> **REQUIRED WORK**: Transcribe the full listing below exactly.

> **DATA TO USE**:

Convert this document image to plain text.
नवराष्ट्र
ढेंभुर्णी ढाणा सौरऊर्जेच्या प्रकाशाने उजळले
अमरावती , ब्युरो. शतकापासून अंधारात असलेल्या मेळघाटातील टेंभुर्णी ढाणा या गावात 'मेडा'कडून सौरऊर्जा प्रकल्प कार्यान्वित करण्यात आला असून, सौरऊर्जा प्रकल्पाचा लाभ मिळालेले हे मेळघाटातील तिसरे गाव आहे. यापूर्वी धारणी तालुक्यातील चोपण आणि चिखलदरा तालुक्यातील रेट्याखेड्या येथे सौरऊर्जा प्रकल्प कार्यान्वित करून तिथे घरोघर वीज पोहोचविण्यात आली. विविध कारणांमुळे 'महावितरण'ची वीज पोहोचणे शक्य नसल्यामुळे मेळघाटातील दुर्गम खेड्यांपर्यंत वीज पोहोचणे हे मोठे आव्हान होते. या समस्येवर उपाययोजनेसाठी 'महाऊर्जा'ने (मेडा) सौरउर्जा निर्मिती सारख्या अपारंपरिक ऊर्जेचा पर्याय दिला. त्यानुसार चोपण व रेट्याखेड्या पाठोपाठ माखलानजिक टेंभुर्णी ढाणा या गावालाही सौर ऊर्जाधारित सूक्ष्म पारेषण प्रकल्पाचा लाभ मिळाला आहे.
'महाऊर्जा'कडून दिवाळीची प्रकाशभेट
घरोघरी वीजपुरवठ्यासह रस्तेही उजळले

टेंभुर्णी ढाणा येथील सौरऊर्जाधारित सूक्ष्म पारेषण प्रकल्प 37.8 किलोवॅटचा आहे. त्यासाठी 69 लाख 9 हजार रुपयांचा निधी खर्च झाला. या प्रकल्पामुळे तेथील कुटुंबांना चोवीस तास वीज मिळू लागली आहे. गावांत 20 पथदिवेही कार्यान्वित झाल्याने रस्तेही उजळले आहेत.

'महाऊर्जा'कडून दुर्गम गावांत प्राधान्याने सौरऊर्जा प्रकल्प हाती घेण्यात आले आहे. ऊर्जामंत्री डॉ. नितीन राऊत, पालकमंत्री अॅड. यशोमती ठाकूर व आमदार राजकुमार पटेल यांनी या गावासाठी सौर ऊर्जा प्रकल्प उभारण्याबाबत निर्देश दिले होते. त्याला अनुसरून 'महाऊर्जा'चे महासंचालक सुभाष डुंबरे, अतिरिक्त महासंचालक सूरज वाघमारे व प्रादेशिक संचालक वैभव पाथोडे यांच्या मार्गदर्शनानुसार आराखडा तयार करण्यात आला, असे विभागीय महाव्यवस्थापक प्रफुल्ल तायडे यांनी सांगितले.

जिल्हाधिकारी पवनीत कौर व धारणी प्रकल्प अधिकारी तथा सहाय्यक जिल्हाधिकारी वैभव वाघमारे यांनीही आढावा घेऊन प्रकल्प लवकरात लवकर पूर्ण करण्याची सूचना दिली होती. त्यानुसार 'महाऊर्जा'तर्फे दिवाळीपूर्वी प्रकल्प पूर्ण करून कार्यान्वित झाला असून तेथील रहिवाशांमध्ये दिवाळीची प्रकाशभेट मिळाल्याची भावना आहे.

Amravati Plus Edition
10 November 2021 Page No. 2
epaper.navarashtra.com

> **WORKED ANSWER**:
Convert this document image to plain text.
नवराष्ट्र
ढेंभुर्णी ढाणा सौरऊर्जेच्या प्रकाशाने उजळले
अमरावती , ब्युरो. शतकापासून अंधारात असलेल्या मेळघाटातील टेंभुर्णी ढाणा या गावात 'मेडा'कडून सौरऊर्जा प्रकल्प कार्यान्वित करण्यात आला असून, सौरऊर्जा प्रकल्पाचा लाभ मिळालेले हे मेळघाटातील तिसरे गाव आहे. यापूर्वी धारणी तालुक्यातील चोपण आणि चिखलदरा तालुक्यातील रेट्याखेड्या येथे सौरऊर्जा प्रकल्प कार्यान्वित करून तिथे घरोघर वीज पोहोचविण्यात आली. विविध कारणांमुळे 'महावितरण'ची वीज पोहोचणे शक्य नसल्यामुळे मेळघाटातील दुर्गम खेड्यांपर्यंत वीज पोहोचणे हे मोठे आव्हान होते. या समस्येवर उपाययोजनेसाठी 'महाऊर्जा'ने (मेडा) सौरउर्जा निर्मिती सारख्या अपारंपरिक ऊर्जेचा पर्याय दिला. त्यानुसार चोपण व रेट्याखेड्या पाठोपाठ माखलानजिक टेंभुर्णी ढाणा या गावालाही सौर ऊर्जाधारित सूक्ष्म पारेषण प्रकल्पाचा लाभ मिळाला आहे.
'महाऊर्जा'कडून दिवाळीची प्रकाशभेट
घरोघरी वीजपुरवठ्यासह रस्तेही उजळले

टेंभुर्णी ढाणा येथील सौरऊर्जाधारित सूक्ष्म पारेषण प्रकल्प 37.8 किलोवॅटचा आहे. त्यासाठी 69 लाख 9 हजार रुपयांचा निधी खर्च झाला. या प्रकल्पामुळे तेथील कुटुंबांना चोवीस तास वीज मिळू लागली आहे. गावांत 20 पथदिवेही कार्यान्वित झाल्याने रस्तेही उजळले आहेत.

'महाऊर्जा'कडून दुर्गम गावांत प्राधान्याने सौरऊर्जा प्रकल्प हाती घेण्यात आले आहे. ऊर्जामंत्री डॉ. नितीन राऊत, पालकमंत्री अॅड. यशोमती ठाकूर व आमदार राजकुमार पटेल यांनी या गावासाठी सौर ऊर्जा प्रकल्प उभारण्याबाबत निर्देश दिले होते. त्याला अनुसरून 'महाऊर्जा'चे महासंचालक सुभाष डुंबरे, अतिरिक्त महासंचालक सूरज वाघमारे व प्रादेशिक संचालक वैभव पाथोडे यांच्या मार्गदर्शनानुसार आराखडा तयार करण्यात आला, असे विभागीय महाव्यवस्थापक प्रफुल्ल तायडे यांनी सांगितले.

जिल्हाधिकारी पवनीत कौर व धारणी प्रकल्प अधिकारी तथा सहाय्यक जिल्हाधिकारी वैभव वाघमारे यांनीही आढावा घेऊन प्रकल्प लवकरात लवकर पूर्ण करण्याची सूचना दिली होती. त्यानुसार 'महाऊर्जा'तर्फे दिवाळीपूर्वी प्रकल्प पूर्ण करून कार्यान्वित झाला असून तेथील रहिवाशांमध्ये दिवाळीची प्रकाशभेट मिळाल्याची भावना आहे.

Amravati Plus Edition
10 November 2021 Page No. 2
epaper.navarashtra.com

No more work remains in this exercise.